--- BEGIN Input data ---

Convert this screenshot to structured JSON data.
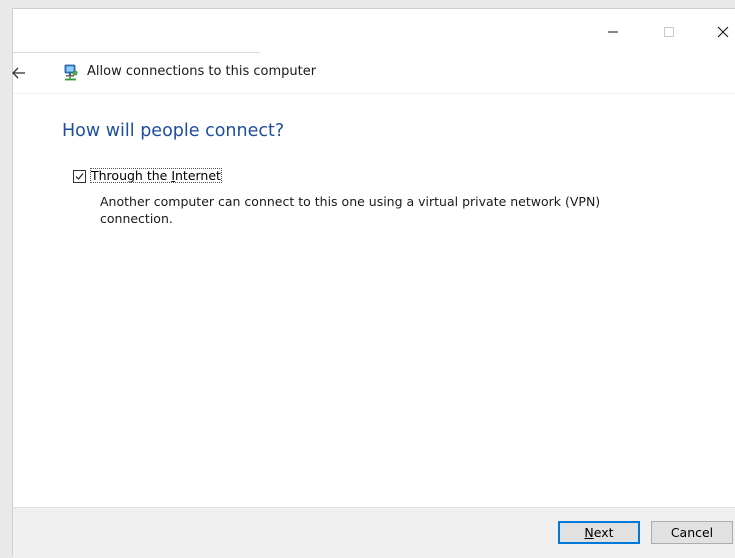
{
  "window": {
    "controls": {
      "minimize_icon": "minimize-icon",
      "maximize_icon": "maximize-icon",
      "close_icon": "close-icon"
    }
  },
  "nav": {
    "back_icon": "back-arrow-icon",
    "app_icon": "network-icon",
    "title": "Allow connections to this computer"
  },
  "main": {
    "heading": "How will people connect?",
    "option": {
      "checked": true,
      "label_pre": "Through the ",
      "label_access_key": "I",
      "label_post": "nternet",
      "description": "Another computer can connect to this one using a virtual private network (VPN) connection."
    }
  },
  "footer": {
    "next": {
      "access_key": "N",
      "rest": "ext"
    },
    "cancel_label": "Cancel"
  },
  "colors": {
    "heading": "#1e4e9c",
    "default_button_border": "#0078d7",
    "footer_bg": "#f0f0f0"
  }
}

--- END Input data ---

--- Required work ---
Gather and return every line that holds the string "icon".

--- Worked answer ---
      "minimize_icon": "minimize-icon",
      "maximize_icon": "maximize-icon",
      "close_icon": "close-icon"
    "back_icon": "back-arrow-icon",
    "app_icon": "network-icon",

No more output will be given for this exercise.